• Set exercise: Gather, from the listing beneath this task, every line holding the string "title".

(Items listed in a dataset)

========

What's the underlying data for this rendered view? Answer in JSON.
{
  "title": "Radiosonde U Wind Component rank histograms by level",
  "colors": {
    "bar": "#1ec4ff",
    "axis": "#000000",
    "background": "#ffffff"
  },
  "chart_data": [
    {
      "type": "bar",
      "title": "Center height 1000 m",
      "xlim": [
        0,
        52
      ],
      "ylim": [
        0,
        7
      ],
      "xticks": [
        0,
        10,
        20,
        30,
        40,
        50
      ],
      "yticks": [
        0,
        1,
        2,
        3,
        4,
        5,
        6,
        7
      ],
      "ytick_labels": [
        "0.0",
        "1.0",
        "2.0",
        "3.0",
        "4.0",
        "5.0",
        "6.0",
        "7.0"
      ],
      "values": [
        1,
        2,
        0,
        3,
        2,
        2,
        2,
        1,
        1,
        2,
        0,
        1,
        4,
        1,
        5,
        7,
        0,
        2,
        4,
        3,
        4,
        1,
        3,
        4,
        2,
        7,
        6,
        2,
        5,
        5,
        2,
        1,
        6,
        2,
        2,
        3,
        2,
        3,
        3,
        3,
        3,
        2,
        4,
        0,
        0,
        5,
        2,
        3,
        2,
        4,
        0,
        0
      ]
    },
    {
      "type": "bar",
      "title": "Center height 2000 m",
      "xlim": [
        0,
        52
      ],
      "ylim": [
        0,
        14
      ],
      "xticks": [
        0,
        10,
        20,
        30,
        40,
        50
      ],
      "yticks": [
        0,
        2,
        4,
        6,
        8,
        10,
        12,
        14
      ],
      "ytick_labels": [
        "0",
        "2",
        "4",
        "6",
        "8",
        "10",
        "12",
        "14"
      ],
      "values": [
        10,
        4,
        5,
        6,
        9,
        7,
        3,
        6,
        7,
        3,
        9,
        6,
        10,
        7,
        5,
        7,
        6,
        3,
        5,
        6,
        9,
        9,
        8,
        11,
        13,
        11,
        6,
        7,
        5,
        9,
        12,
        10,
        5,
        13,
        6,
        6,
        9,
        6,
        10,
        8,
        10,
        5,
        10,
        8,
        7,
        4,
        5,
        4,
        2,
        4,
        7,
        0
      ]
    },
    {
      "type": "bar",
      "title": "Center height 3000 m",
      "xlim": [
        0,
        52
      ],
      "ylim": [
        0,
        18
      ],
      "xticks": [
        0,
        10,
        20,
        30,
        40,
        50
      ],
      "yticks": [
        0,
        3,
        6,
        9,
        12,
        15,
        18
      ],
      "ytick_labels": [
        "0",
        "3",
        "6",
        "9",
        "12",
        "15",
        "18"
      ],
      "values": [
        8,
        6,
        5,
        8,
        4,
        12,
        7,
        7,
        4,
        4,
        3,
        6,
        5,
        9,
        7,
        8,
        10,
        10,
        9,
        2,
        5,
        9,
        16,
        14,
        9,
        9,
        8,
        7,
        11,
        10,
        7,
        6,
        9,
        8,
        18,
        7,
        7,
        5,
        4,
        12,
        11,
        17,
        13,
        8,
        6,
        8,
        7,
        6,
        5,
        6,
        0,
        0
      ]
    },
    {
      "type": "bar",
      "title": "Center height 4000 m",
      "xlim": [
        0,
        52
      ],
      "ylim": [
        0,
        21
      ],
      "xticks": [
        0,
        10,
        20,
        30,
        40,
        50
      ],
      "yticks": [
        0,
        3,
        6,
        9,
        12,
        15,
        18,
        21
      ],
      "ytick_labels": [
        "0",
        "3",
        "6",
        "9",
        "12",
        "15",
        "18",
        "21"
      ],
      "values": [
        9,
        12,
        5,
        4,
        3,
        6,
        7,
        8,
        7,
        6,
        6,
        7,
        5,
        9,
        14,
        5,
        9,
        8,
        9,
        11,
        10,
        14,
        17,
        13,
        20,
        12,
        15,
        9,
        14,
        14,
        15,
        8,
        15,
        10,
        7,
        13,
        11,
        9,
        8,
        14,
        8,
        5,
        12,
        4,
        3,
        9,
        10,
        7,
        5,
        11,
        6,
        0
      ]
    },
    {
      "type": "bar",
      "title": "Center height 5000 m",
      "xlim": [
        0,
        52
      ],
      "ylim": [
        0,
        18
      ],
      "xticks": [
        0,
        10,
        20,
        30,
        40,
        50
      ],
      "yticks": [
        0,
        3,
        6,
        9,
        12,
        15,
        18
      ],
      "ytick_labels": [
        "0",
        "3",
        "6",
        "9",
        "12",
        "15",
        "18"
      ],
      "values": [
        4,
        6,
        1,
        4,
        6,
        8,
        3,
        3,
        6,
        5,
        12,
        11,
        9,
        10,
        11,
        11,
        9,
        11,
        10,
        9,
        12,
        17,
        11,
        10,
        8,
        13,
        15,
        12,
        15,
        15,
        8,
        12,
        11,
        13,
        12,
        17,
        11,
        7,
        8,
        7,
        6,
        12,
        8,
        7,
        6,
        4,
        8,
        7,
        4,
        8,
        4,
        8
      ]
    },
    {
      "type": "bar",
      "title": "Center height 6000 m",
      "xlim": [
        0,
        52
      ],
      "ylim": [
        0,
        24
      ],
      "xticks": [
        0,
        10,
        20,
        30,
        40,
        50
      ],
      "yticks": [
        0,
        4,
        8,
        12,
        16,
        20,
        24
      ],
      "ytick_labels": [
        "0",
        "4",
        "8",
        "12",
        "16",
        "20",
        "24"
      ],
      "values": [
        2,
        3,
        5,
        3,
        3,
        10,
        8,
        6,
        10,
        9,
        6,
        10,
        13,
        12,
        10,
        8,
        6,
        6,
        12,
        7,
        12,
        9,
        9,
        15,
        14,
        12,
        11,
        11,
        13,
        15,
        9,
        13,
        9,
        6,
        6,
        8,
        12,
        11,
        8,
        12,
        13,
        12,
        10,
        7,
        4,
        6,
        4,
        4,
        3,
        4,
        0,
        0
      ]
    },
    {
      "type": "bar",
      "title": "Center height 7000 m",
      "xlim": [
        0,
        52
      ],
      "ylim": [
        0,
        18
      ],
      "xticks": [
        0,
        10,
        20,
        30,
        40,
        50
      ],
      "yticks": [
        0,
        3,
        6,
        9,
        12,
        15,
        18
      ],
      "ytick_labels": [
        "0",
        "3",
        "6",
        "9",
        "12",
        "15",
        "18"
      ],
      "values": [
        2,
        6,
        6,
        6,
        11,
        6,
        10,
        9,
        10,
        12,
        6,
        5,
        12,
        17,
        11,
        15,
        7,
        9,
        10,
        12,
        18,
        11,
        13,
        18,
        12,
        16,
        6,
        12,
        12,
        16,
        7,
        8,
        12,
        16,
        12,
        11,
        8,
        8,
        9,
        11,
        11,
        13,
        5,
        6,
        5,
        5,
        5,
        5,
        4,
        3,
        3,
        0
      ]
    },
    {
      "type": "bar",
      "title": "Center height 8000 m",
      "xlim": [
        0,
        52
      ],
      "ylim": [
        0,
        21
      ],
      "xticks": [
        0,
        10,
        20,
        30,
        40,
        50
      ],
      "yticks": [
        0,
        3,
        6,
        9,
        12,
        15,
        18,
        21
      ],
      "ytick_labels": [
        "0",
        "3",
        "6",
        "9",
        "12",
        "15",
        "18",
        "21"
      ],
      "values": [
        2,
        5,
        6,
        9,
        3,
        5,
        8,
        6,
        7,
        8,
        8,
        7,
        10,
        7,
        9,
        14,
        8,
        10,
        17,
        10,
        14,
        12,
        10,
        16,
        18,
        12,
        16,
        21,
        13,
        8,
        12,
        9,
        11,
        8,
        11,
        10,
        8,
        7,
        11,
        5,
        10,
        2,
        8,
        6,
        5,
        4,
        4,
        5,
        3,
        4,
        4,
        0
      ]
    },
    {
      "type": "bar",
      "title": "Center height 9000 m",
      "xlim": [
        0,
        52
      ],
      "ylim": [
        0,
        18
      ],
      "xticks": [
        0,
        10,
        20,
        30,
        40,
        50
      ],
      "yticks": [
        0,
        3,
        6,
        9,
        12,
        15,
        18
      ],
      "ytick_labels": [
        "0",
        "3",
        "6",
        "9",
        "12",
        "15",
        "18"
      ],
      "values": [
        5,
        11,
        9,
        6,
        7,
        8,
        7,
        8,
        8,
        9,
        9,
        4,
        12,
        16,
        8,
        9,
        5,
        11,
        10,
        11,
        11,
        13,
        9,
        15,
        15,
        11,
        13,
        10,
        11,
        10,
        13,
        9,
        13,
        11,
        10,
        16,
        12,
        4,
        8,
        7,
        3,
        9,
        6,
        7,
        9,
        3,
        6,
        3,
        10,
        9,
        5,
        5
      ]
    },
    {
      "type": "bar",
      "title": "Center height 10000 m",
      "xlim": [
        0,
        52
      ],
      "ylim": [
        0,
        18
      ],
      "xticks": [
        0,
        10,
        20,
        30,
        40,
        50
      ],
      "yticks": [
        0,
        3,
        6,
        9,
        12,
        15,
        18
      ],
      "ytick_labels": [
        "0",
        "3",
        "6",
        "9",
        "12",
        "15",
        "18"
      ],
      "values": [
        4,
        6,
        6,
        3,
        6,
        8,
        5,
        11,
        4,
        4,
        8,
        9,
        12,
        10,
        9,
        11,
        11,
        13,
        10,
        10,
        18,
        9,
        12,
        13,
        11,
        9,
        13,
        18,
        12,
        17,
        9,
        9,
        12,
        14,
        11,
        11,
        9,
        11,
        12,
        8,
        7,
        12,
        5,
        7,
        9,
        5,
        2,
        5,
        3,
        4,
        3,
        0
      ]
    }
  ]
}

========

• Expected answer:
  "title": "Radiosonde U Wind Component rank histograms by level",
      "title": "Center height 1000 m",
      "title": "Center height 2000 m",
      "title": "Center height 3000 m",
      "title": "Center height 4000 m",
      "title": "Center height 5000 m",
      "title": "Center height 6000 m",
      "title": "Center height 7000 m",
      "title": "Center height 8000 m",
      "title": "Center height 9000 m",
      "title": "Center height 10000 m",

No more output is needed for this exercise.